TASK PROMPT. Pick out each line containing the string "sera".
[START DATA RECORDS]
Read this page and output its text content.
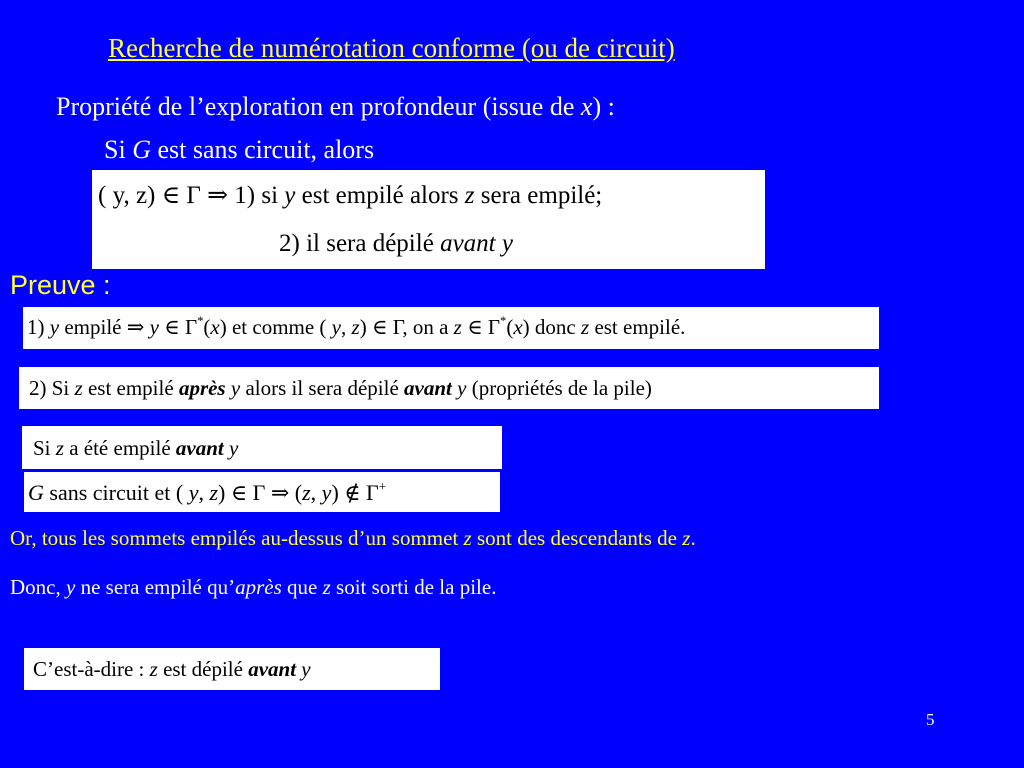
Recherche de numérotation conforme (ou de circuit)
Propriété de l’exploration en profondeur (issue de x) :
Si G est sans circuit, alors
( y, z) ∈ Γ ⇒ 1) si y est empilé alors z sera empilé;
2) il sera dépilé avant y
Preuve :
1) y empilé ⇒ y ∈ Γ*(x) et comme ( y, z) ∈ Γ, on a z ∈ Γ*(x) donc z est empilé.
2) Si z est empilé après y alors il sera dépilé avant y (propriétés de la pile)
Si z a été empilé avant y
G sans circuit et ( y, z) ∈ Γ ⇒ (z, y) ∉ Γ+
Or, tous les sommets empilés au-dessus d’un sommet z sont des descendants de z.
Donc, y ne sera empilé qu’après que z soit sorti de la pile.
C’est-à-dire : z est dépilé avant y
5
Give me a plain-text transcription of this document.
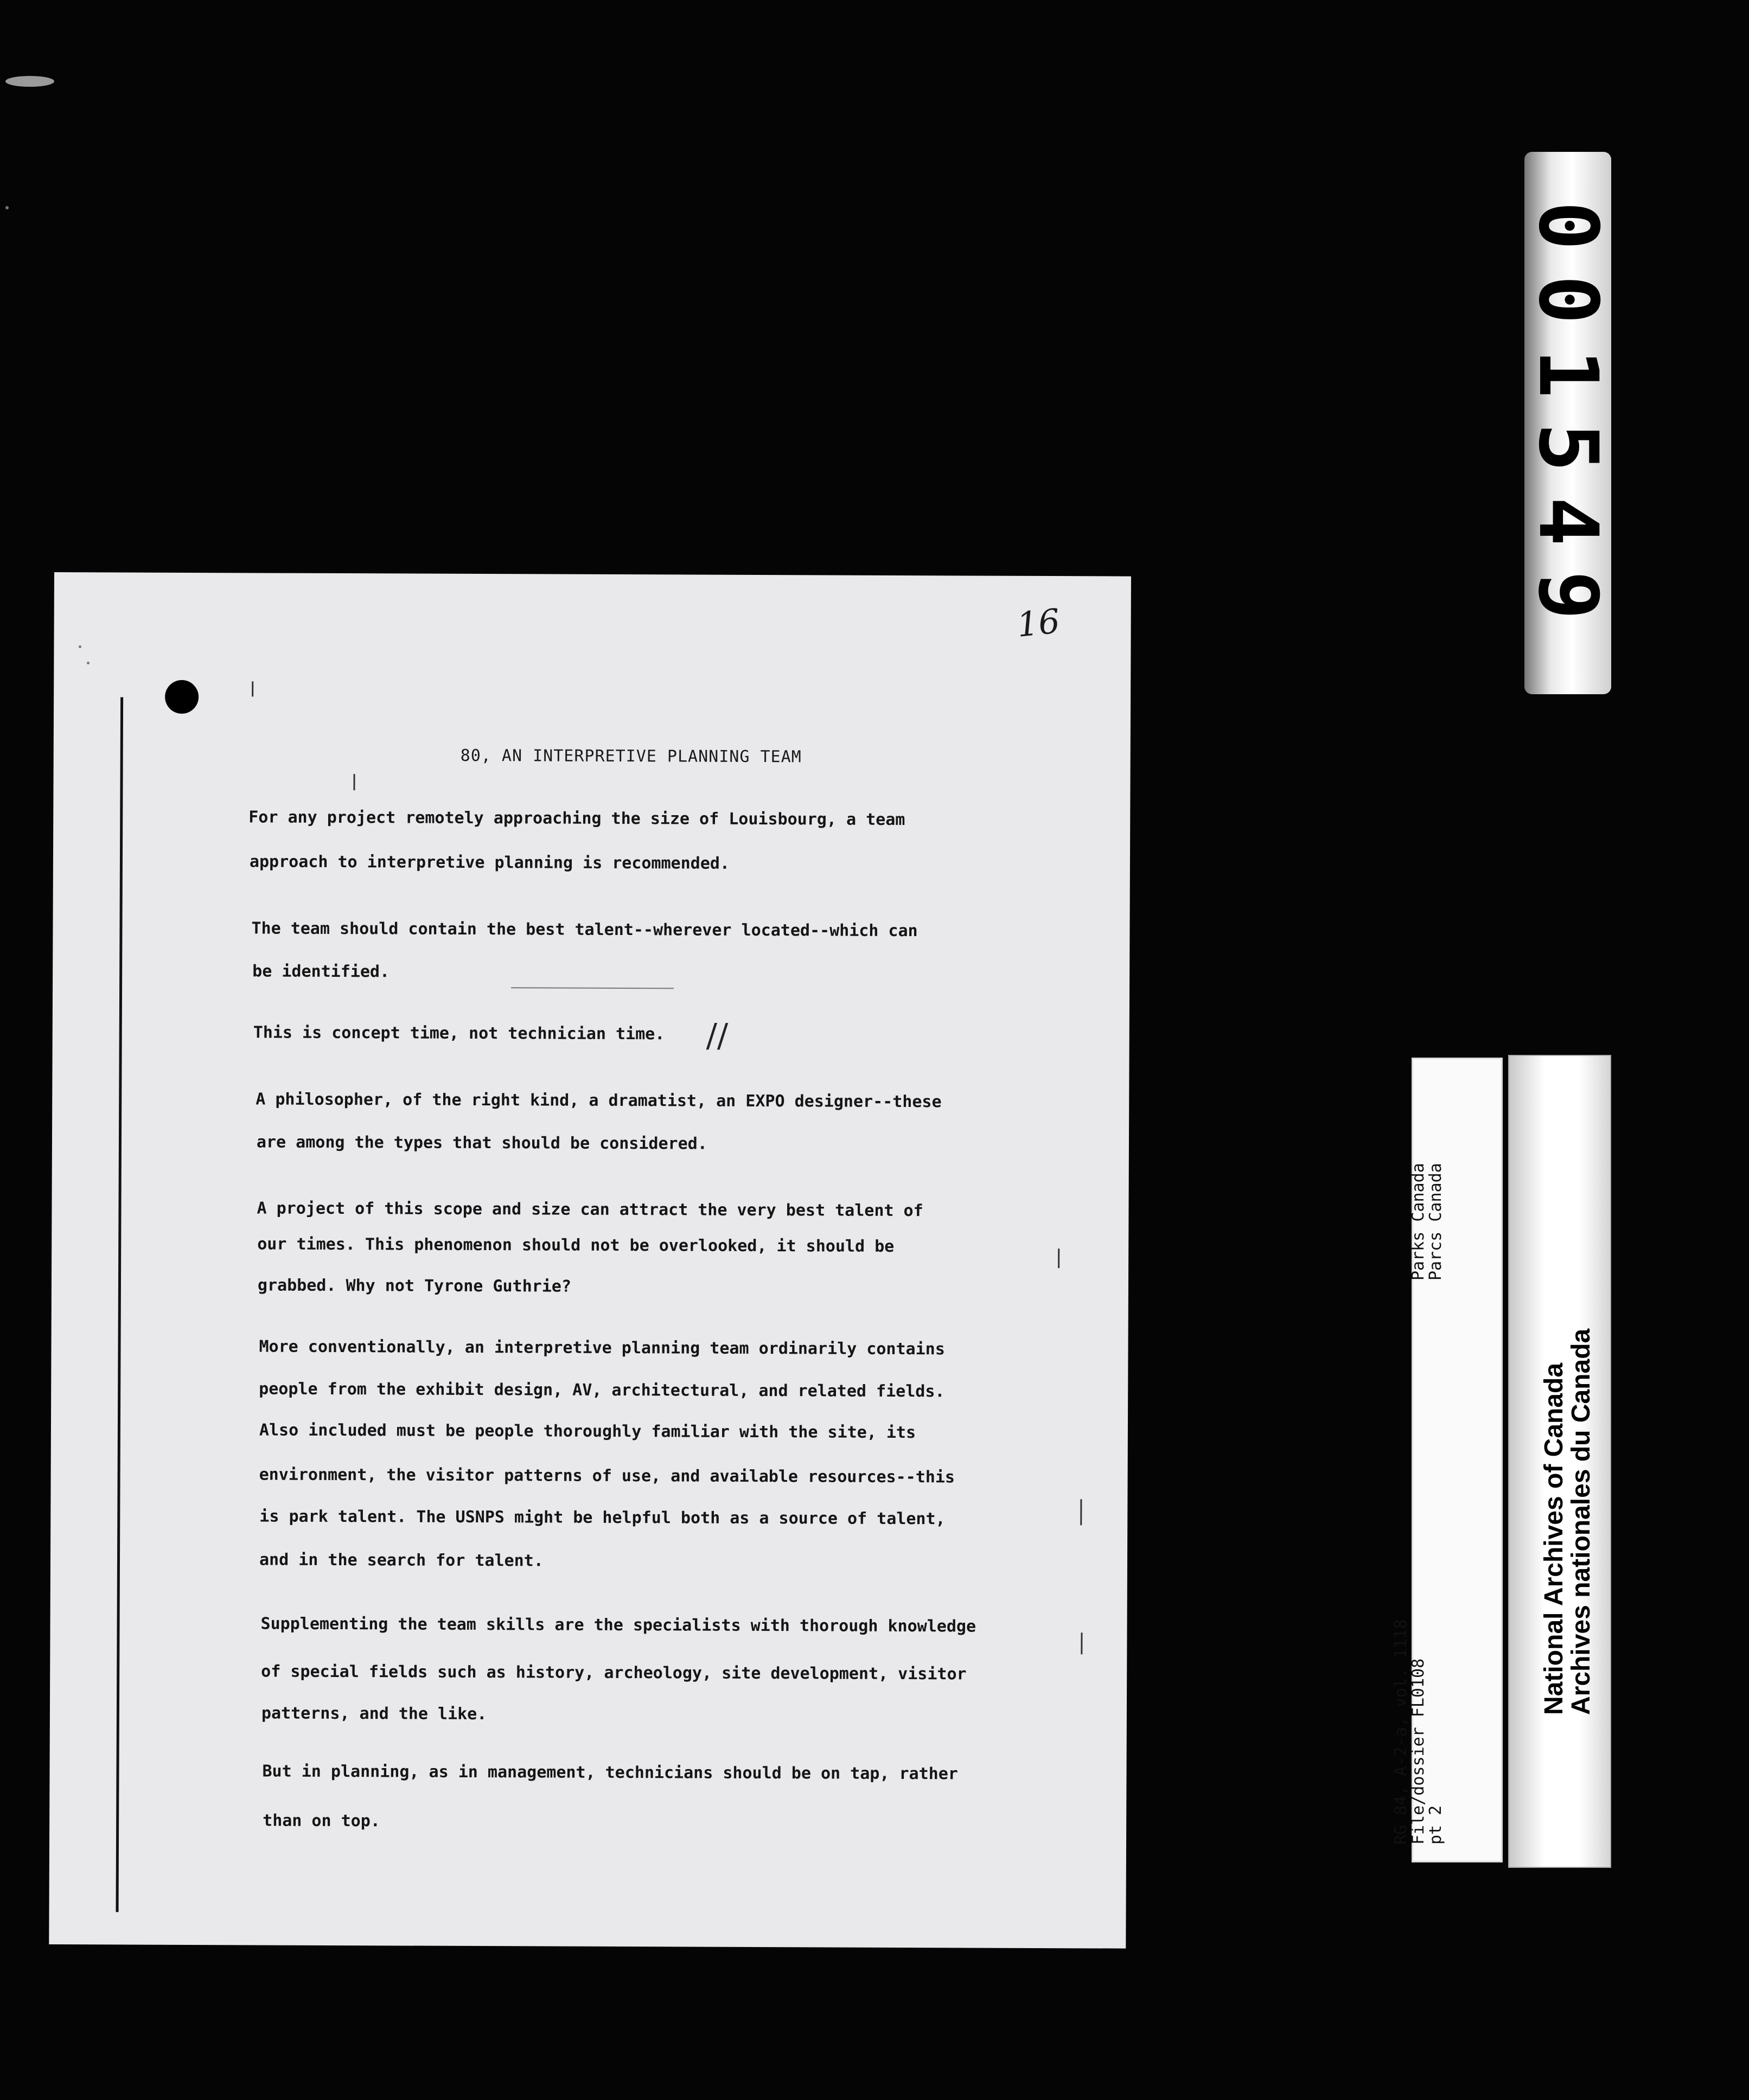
001549
16
80, AN INTERPRETIVE PLANNING TEAM
For any project remotely approaching the size of Louisbourg, a team
approach to interpretive planning is recommended.
The team should contain the best talent--wherever located--which can
be identified.
This is concept time, not technician time. //
A philosopher, of the right kind, a dramatist, an EXPO designer--these
are among the types that should be considered.
A project of this scope and size can attract the very best talent of
our times. This phenomenon should not be overlooked, it should be
grabbed. Why not Tyrone Guthrie?
More conventionally, an interpretive planning team ordinarily contains
people from the exhibit design, AV, architectural, and related fields.
Also included must be people thoroughly familiar with the site, its
environment, the visitor patterns of use, and available resources--this
is park talent. The USNPS might be helpful both as a source of talent,
and in the search for talent.
Supplementing the team skills are the specialists with thorough knowledge
of special fields such as history, archeology, site development, visitor
patterns, and the like.
But in planning, as in management, technicians should be on tap, rather
than on top.	RG 84, A-2-a, vol. 1118
File/dossier FL0108
pt 2
Parks Canada
Parcs Canada
National Archives of Canada
Archives nationales du Canada
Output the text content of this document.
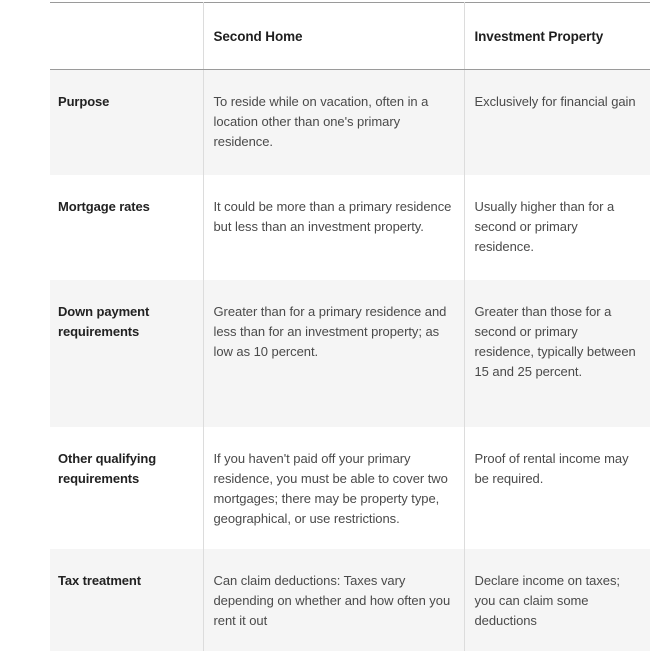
	Second Home	Investment Property

Purpose	To reside while on vacation, often in a location other than one's primary residence.	Exclusively for financial gain

Mortgage rates	It could be more than a primary residence but less than an investment property.	Usually higher than for a second or primary residence.

Down payment requirements	Greater than for a primary residence and less than for an investment property; as low as 10 percent.	Greater than those for a second or primary residence, typically between 15 and 25 percent.

Other qualifying requirements	If you haven't paid off your primary residence, you must be able to cover two mortgages; there may be property type, geographical, or use restrictions.	Proof of rental income may be required.

Tax treatment	Can claim deductions: Taxes vary depending on whether and how often you rent it out	Declare income on taxes; you can claim some deductions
[END DATA RECORDS]
FULL ANSWER.
( y, z) ∈ Γ ⇒ 1) si y est empilé alors z sera empilé;
2) il sera dépilé avant y
2) Si z est empilé après y alors il sera dépilé avant y (propriétés de la pile)
Donc, y ne sera empilé qu’après que z soit sorti de la pile.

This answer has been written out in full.